● **WRITTEN TASK**
Make a verbatim copy of the entries below; pictures stay out.

● **MATERIAL FOR THIS TASK**
━━━━━━━━━━━━━━━━━━━━
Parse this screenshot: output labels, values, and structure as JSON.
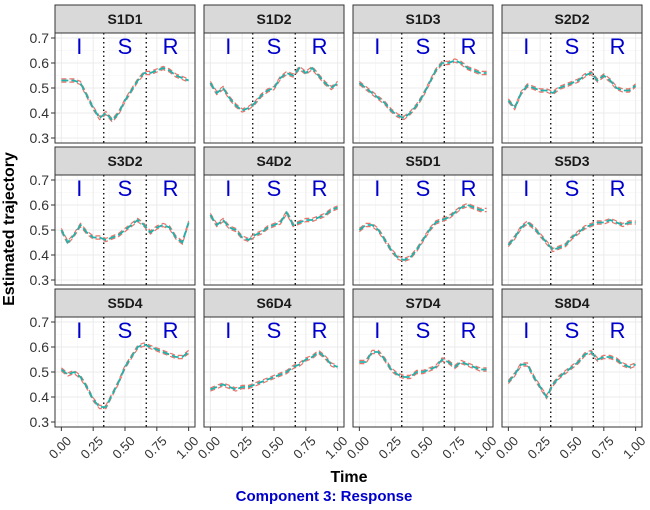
{
  "figure": {
    "ylabel": "Estimated trajectory",
    "xlabel": "Time",
    "subtitle": "Component 3: Response",
    "phase_labels": [
      "I",
      "S",
      "R"
    ]
  },
  "colors": {
    "strip_bg": "#d9d9d9",
    "panel_border": "#333333",
    "grid": "#ebebeb",
    "line_teal": "#20b2aa",
    "line_red": "#e8746b",
    "phase_text": "#0000cc",
    "subtitle": "#0000cc",
    "axis_text": "#333333",
    "vline": "#000000"
  },
  "chart_data": {
    "type": "line",
    "facet_layout": {
      "rows": 3,
      "cols": 4
    },
    "xlim": [
      -0.05,
      1.05
    ],
    "ylim": [
      0.28,
      0.72
    ],
    "x_ticks": [
      0,
      0.25,
      0.5,
      0.75,
      1
    ],
    "x_tick_labels": [
      "0.00",
      "0.25",
      "0.50",
      "0.75",
      "1.00"
    ],
    "y_ticks": [
      0.3,
      0.4,
      0.5,
      0.6,
      0.7
    ],
    "y_tick_labels": [
      "0.3",
      "0.4",
      "0.5",
      "0.6",
      "0.7"
    ],
    "phase_boundaries": [
      0.333,
      0.667
    ],
    "x": [
      0,
      0.05,
      0.1,
      0.15,
      0.2,
      0.25,
      0.3,
      0.35,
      0.4,
      0.45,
      0.5,
      0.55,
      0.6,
      0.65,
      0.7,
      0.75,
      0.8,
      0.85,
      0.9,
      0.95,
      1.0
    ],
    "panels": [
      {
        "title": "S1D1",
        "values": [
          0.53,
          0.53,
          0.53,
          0.52,
          0.47,
          0.42,
          0.38,
          0.4,
          0.37,
          0.4,
          0.45,
          0.49,
          0.53,
          0.56,
          0.56,
          0.57,
          0.58,
          0.57,
          0.55,
          0.54,
          0.53
        ]
      },
      {
        "title": "S1D2",
        "values": [
          0.52,
          0.48,
          0.5,
          0.46,
          0.43,
          0.41,
          0.42,
          0.44,
          0.47,
          0.49,
          0.5,
          0.54,
          0.56,
          0.55,
          0.58,
          0.56,
          0.58,
          0.55,
          0.52,
          0.5,
          0.52
        ]
      },
      {
        "title": "S1D3",
        "values": [
          0.52,
          0.5,
          0.48,
          0.46,
          0.44,
          0.41,
          0.39,
          0.38,
          0.4,
          0.43,
          0.47,
          0.52,
          0.57,
          0.6,
          0.6,
          0.61,
          0.6,
          0.58,
          0.57,
          0.56,
          0.56
        ]
      },
      {
        "title": "S2D2",
        "values": [
          0.45,
          0.42,
          0.48,
          0.51,
          0.5,
          0.49,
          0.49,
          0.48,
          0.5,
          0.51,
          0.52,
          0.53,
          0.55,
          0.56,
          0.53,
          0.55,
          0.53,
          0.5,
          0.49,
          0.49,
          0.51
        ]
      },
      {
        "title": "S3D2",
        "values": [
          0.5,
          0.45,
          0.48,
          0.52,
          0.49,
          0.47,
          0.47,
          0.46,
          0.47,
          0.48,
          0.5,
          0.52,
          0.54,
          0.52,
          0.49,
          0.51,
          0.52,
          0.51,
          0.47,
          0.45,
          0.53
        ]
      },
      {
        "title": "S4D2",
        "values": [
          0.56,
          0.52,
          0.54,
          0.51,
          0.5,
          0.47,
          0.46,
          0.48,
          0.49,
          0.51,
          0.52,
          0.53,
          0.57,
          0.52,
          0.53,
          0.54,
          0.54,
          0.55,
          0.56,
          0.58,
          0.59
        ]
      },
      {
        "title": "S5D1",
        "values": [
          0.5,
          0.52,
          0.52,
          0.5,
          0.46,
          0.42,
          0.39,
          0.38,
          0.39,
          0.42,
          0.46,
          0.5,
          0.53,
          0.54,
          0.55,
          0.57,
          0.59,
          0.6,
          0.59,
          0.58,
          0.58
        ]
      },
      {
        "title": "S5D3",
        "values": [
          0.44,
          0.47,
          0.51,
          0.53,
          0.51,
          0.48,
          0.45,
          0.42,
          0.43,
          0.44,
          0.47,
          0.49,
          0.51,
          0.52,
          0.53,
          0.53,
          0.54,
          0.53,
          0.52,
          0.53,
          0.53
        ]
      },
      {
        "title": "S5D4",
        "values": [
          0.51,
          0.49,
          0.5,
          0.48,
          0.44,
          0.39,
          0.36,
          0.36,
          0.41,
          0.46,
          0.52,
          0.56,
          0.6,
          0.61,
          0.6,
          0.59,
          0.58,
          0.57,
          0.56,
          0.56,
          0.58
        ]
      },
      {
        "title": "S6D4",
        "values": [
          0.43,
          0.44,
          0.45,
          0.44,
          0.43,
          0.44,
          0.44,
          0.45,
          0.46,
          0.47,
          0.48,
          0.49,
          0.5,
          0.52,
          0.53,
          0.55,
          0.56,
          0.58,
          0.56,
          0.53,
          0.52
        ]
      },
      {
        "title": "S7D4",
        "values": [
          0.54,
          0.54,
          0.58,
          0.58,
          0.55,
          0.51,
          0.49,
          0.48,
          0.48,
          0.5,
          0.5,
          0.51,
          0.52,
          0.55,
          0.54,
          0.52,
          0.54,
          0.53,
          0.52,
          0.51,
          0.51
        ]
      },
      {
        "title": "S8D4",
        "values": [
          0.46,
          0.49,
          0.53,
          0.53,
          0.48,
          0.44,
          0.4,
          0.45,
          0.48,
          0.5,
          0.52,
          0.54,
          0.57,
          0.58,
          0.55,
          0.56,
          0.56,
          0.55,
          0.53,
          0.52,
          0.53
        ]
      }
    ]
  }
}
━━━━━━━━━━━━━━━━━━━━
● **RESPONSE**
Parse this screenshot: output labels, values, and structure as JSON.
{
  "figure": {
    "ylabel": "Estimated trajectory",
    "xlabel": "Time",
    "subtitle": "Component 3: Response",
    "phase_labels": [
      "I",
      "S",
      "R"
    ]
  },
  "colors": {
    "strip_bg": "#d9d9d9",
    "panel_border": "#333333",
    "grid": "#ebebeb",
    "line_teal": "#20b2aa",
    "line_red": "#e8746b",
    "phase_text": "#0000cc",
    "subtitle": "#0000cc",
    "axis_text": "#333333",
    "vline": "#000000"
  },
  "chart_data": {
    "type": "line",
    "facet_layout": {
      "rows": 3,
      "cols": 4
    },
    "xlim": [
      -0.05,
      1.05
    ],
    "ylim": [
      0.28,
      0.72
    ],
    "x_ticks": [
      0,
      0.25,
      0.5,
      0.75,
      1
    ],
    "x_tick_labels": [
      "0.00",
      "0.25",
      "0.50",
      "0.75",
      "1.00"
    ],
    "y_ticks": [
      0.3,
      0.4,
      0.5,
      0.6,
      0.7
    ],
    "y_tick_labels": [
      "0.3",
      "0.4",
      "0.5",
      "0.6",
      "0.7"
    ],
    "phase_boundaries": [
      0.333,
      0.667
    ],
    "x": [
      0,
      0.05,
      0.1,
      0.15,
      0.2,
      0.25,
      0.3,
      0.35,
      0.4,
      0.45,
      0.5,
      0.55,
      0.6,
      0.65,
      0.7,
      0.75,
      0.8,
      0.85,
      0.9,
      0.95,
      1.0
    ],
    "panels": [
      {
        "title": "S1D1",
        "values": [
          0.53,
          0.53,
          0.53,
          0.52,
          0.47,
          0.42,
          0.38,
          0.4,
          0.37,
          0.4,
          0.45,
          0.49,
          0.53,
          0.56,
          0.56,
          0.57,
          0.58,
          0.57,
          0.55,
          0.54,
          0.53
        ]
      },
      {
        "title": "S1D2",
        "values": [
          0.52,
          0.48,
          0.5,
          0.46,
          0.43,
          0.41,
          0.42,
          0.44,
          0.47,
          0.49,
          0.5,
          0.54,
          0.56,
          0.55,
          0.58,
          0.56,
          0.58,
          0.55,
          0.52,
          0.5,
          0.52
        ]
      },
      {
        "title": "S1D3",
        "values": [
          0.52,
          0.5,
          0.48,
          0.46,
          0.44,
          0.41,
          0.39,
          0.38,
          0.4,
          0.43,
          0.47,
          0.52,
          0.57,
          0.6,
          0.6,
          0.61,
          0.6,
          0.58,
          0.57,
          0.56,
          0.56
        ]
      },
      {
        "title": "S2D2",
        "values": [
          0.45,
          0.42,
          0.48,
          0.51,
          0.5,
          0.49,
          0.49,
          0.48,
          0.5,
          0.51,
          0.52,
          0.53,
          0.55,
          0.56,
          0.53,
          0.55,
          0.53,
          0.5,
          0.49,
          0.49,
          0.51
        ]
      },
      {
        "title": "S3D2",
        "values": [
          0.5,
          0.45,
          0.48,
          0.52,
          0.49,
          0.47,
          0.47,
          0.46,
          0.47,
          0.48,
          0.5,
          0.52,
          0.54,
          0.52,
          0.49,
          0.51,
          0.52,
          0.51,
          0.47,
          0.45,
          0.53
        ]
      },
      {
        "title": "S4D2",
        "values": [
          0.56,
          0.52,
          0.54,
          0.51,
          0.5,
          0.47,
          0.46,
          0.48,
          0.49,
          0.51,
          0.52,
          0.53,
          0.57,
          0.52,
          0.53,
          0.54,
          0.54,
          0.55,
          0.56,
          0.58,
          0.59
        ]
      },
      {
        "title": "S5D1",
        "values": [
          0.5,
          0.52,
          0.52,
          0.5,
          0.46,
          0.42,
          0.39,
          0.38,
          0.39,
          0.42,
          0.46,
          0.5,
          0.53,
          0.54,
          0.55,
          0.57,
          0.59,
          0.6,
          0.59,
          0.58,
          0.58
        ]
      },
      {
        "title": "S5D3",
        "values": [
          0.44,
          0.47,
          0.51,
          0.53,
          0.51,
          0.48,
          0.45,
          0.42,
          0.43,
          0.44,
          0.47,
          0.49,
          0.51,
          0.52,
          0.53,
          0.53,
          0.54,
          0.53,
          0.52,
          0.53,
          0.53
        ]
      },
      {
        "title": "S5D4",
        "values": [
          0.51,
          0.49,
          0.5,
          0.48,
          0.44,
          0.39,
          0.36,
          0.36,
          0.41,
          0.46,
          0.52,
          0.56,
          0.6,
          0.61,
          0.6,
          0.59,
          0.58,
          0.57,
          0.56,
          0.56,
          0.58
        ]
      },
      {
        "title": "S6D4",
        "values": [
          0.43,
          0.44,
          0.45,
          0.44,
          0.43,
          0.44,
          0.44,
          0.45,
          0.46,
          0.47,
          0.48,
          0.49,
          0.5,
          0.52,
          0.53,
          0.55,
          0.56,
          0.58,
          0.56,
          0.53,
          0.52
        ]
      },
      {
        "title": "S7D4",
        "values": [
          0.54,
          0.54,
          0.58,
          0.58,
          0.55,
          0.51,
          0.49,
          0.48,
          0.48,
          0.5,
          0.5,
          0.51,
          0.52,
          0.55,
          0.54,
          0.52,
          0.54,
          0.53,
          0.52,
          0.51,
          0.51
        ]
      },
      {
        "title": "S8D4",
        "values": [
          0.46,
          0.49,
          0.53,
          0.53,
          0.48,
          0.44,
          0.4,
          0.45,
          0.48,
          0.5,
          0.52,
          0.54,
          0.57,
          0.58,
          0.55,
          0.56,
          0.56,
          0.55,
          0.53,
          0.52,
          0.53
        ]
      }
    ]
  }
}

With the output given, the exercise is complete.